§ Exercise aim: Skip the pictures. Transcribe the rest of the data below without changing a word.

§ Records provided:
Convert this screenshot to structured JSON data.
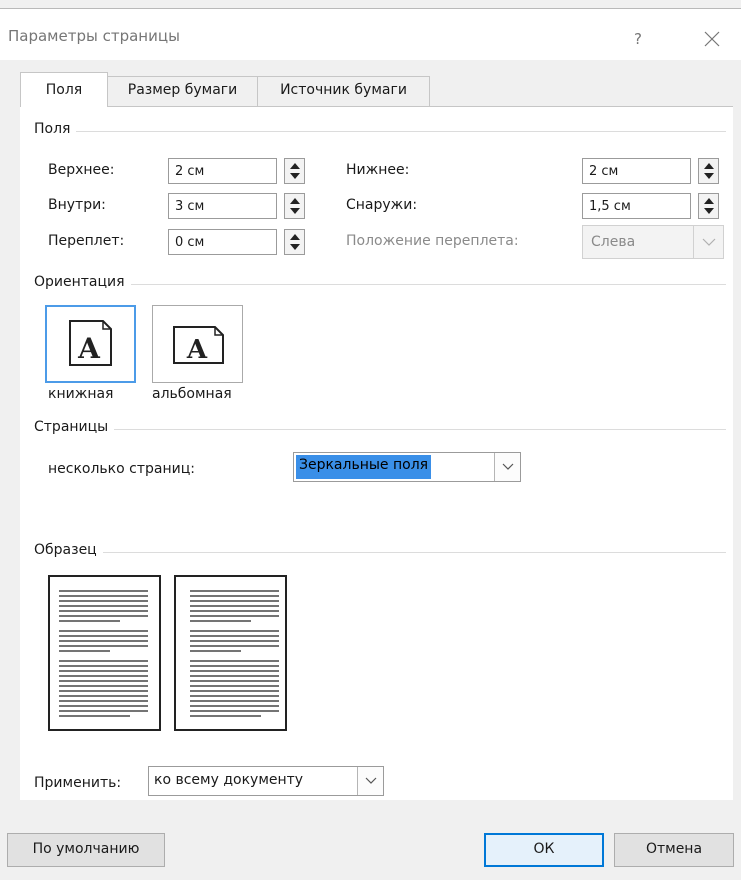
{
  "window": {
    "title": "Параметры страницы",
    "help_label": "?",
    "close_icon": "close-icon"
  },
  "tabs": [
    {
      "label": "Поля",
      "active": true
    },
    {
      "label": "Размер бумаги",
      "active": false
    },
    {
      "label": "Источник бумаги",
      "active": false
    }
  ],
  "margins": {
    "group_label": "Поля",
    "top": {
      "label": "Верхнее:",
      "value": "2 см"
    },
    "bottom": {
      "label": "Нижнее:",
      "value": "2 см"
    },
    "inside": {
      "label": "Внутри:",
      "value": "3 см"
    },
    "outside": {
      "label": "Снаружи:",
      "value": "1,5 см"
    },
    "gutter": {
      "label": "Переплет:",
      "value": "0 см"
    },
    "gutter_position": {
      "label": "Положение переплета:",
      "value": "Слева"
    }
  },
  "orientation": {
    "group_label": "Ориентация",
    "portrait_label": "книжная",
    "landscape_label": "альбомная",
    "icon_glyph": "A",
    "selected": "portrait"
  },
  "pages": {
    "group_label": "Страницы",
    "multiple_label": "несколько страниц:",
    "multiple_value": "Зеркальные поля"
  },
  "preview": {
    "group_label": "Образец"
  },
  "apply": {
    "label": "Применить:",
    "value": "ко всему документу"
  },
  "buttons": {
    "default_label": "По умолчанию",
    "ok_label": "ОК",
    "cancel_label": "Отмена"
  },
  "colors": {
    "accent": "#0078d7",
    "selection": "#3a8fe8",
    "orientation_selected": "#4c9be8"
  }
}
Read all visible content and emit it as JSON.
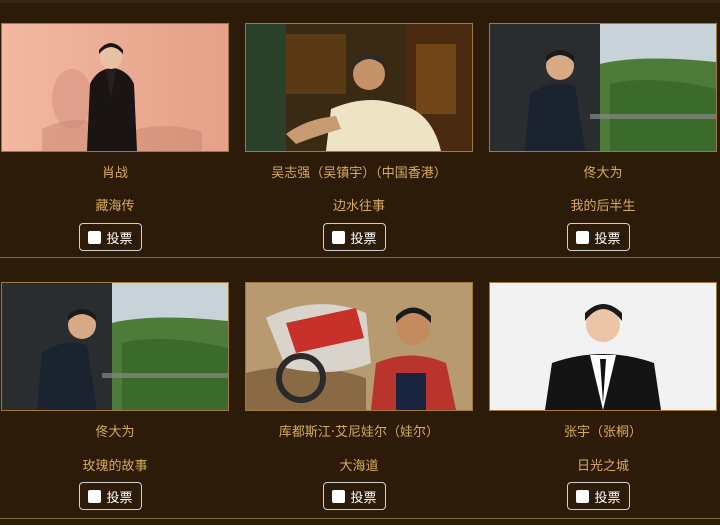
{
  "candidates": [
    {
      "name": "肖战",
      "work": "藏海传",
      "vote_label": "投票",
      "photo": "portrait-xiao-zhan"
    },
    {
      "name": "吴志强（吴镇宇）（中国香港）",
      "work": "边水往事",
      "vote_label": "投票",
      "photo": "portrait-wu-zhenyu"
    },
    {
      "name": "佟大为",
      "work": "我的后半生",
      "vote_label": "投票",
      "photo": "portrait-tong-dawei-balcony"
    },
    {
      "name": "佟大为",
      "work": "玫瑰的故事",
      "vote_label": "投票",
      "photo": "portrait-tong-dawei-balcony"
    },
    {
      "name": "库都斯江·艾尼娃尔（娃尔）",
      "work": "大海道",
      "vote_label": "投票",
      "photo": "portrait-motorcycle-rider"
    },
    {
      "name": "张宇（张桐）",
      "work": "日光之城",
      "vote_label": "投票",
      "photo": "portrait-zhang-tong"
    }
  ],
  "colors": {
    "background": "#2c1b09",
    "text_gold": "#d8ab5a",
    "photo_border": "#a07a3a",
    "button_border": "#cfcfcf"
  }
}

§ Response to the task:
Convert this screenshot to structured JSON data.
{
  "window": {
    "title": "Параметры страницы",
    "help_label": "?",
    "close_icon": "close-icon"
  },
  "tabs": [
    {
      "label": "Поля",
      "active": true
    },
    {
      "label": "Размер бумаги",
      "active": false
    },
    {
      "label": "Источник бумаги",
      "active": false
    }
  ],
  "margins": {
    "group_label": "Поля",
    "top": {
      "label": "Верхнее:",
      "value": "2 см"
    },
    "bottom": {
      "label": "Нижнее:",
      "value": "2 см"
    },
    "inside": {
      "label": "Внутри:",
      "value": "3 см"
    },
    "outside": {
      "label": "Снаружи:",
      "value": "1,5 см"
    },
    "gutter": {
      "label": "Переплет:",
      "value": "0 см"
    },
    "gutter_position": {
      "label": "Положение переплета:",
      "value": "Слева"
    }
  },
  "orientation": {
    "group_label": "Ориентация",
    "portrait_label": "книжная",
    "landscape_label": "альбомная",
    "icon_glyph": "A",
    "selected": "portrait"
  },
  "pages": {
    "group_label": "Страницы",
    "multiple_label": "несколько страниц:",
    "multiple_value": "Зеркальные поля"
  },
  "preview": {
    "group_label": "Образец"
  },
  "apply": {
    "label": "Применить:",
    "value": "ко всему документу"
  },
  "buttons": {
    "default_label": "По умолчанию",
    "ok_label": "ОК",
    "cancel_label": "Отмена"
  },
  "colors": {
    "accent": "#0078d7",
    "selection": "#3a8fe8",
    "orientation_selected": "#4c9be8"
  }
}
Read all visible content and emit it as JSON.
{
  "candidates": [
    {
      "name": "肖战",
      "work": "藏海传",
      "vote_label": "投票",
      "photo": "portrait-xiao-zhan"
    },
    {
      "name": "吴志强（吴镇宇）（中国香港）",
      "work": "边水往事",
      "vote_label": "投票",
      "photo": "portrait-wu-zhenyu"
    },
    {
      "name": "佟大为",
      "work": "我的后半生",
      "vote_label": "投票",
      "photo": "portrait-tong-dawei-balcony"
    },
    {
      "name": "佟大为",
      "work": "玫瑰的故事",
      "vote_label": "投票",
      "photo": "portrait-tong-dawei-balcony"
    },
    {
      "name": "库都斯江·艾尼娃尔（娃尔）",
      "work": "大海道",
      "vote_label": "投票",
      "photo": "portrait-motorcycle-rider"
    },
    {
      "name": "张宇（张桐）",
      "work": "日光之城",
      "vote_label": "投票",
      "photo": "portrait-zhang-tong"
    }
  ],
  "colors": {
    "background": "#2c1b09",
    "text_gold": "#d8ab5a",
    "photo_border": "#a07a3a",
    "button_border": "#cfcfcf"
  }
}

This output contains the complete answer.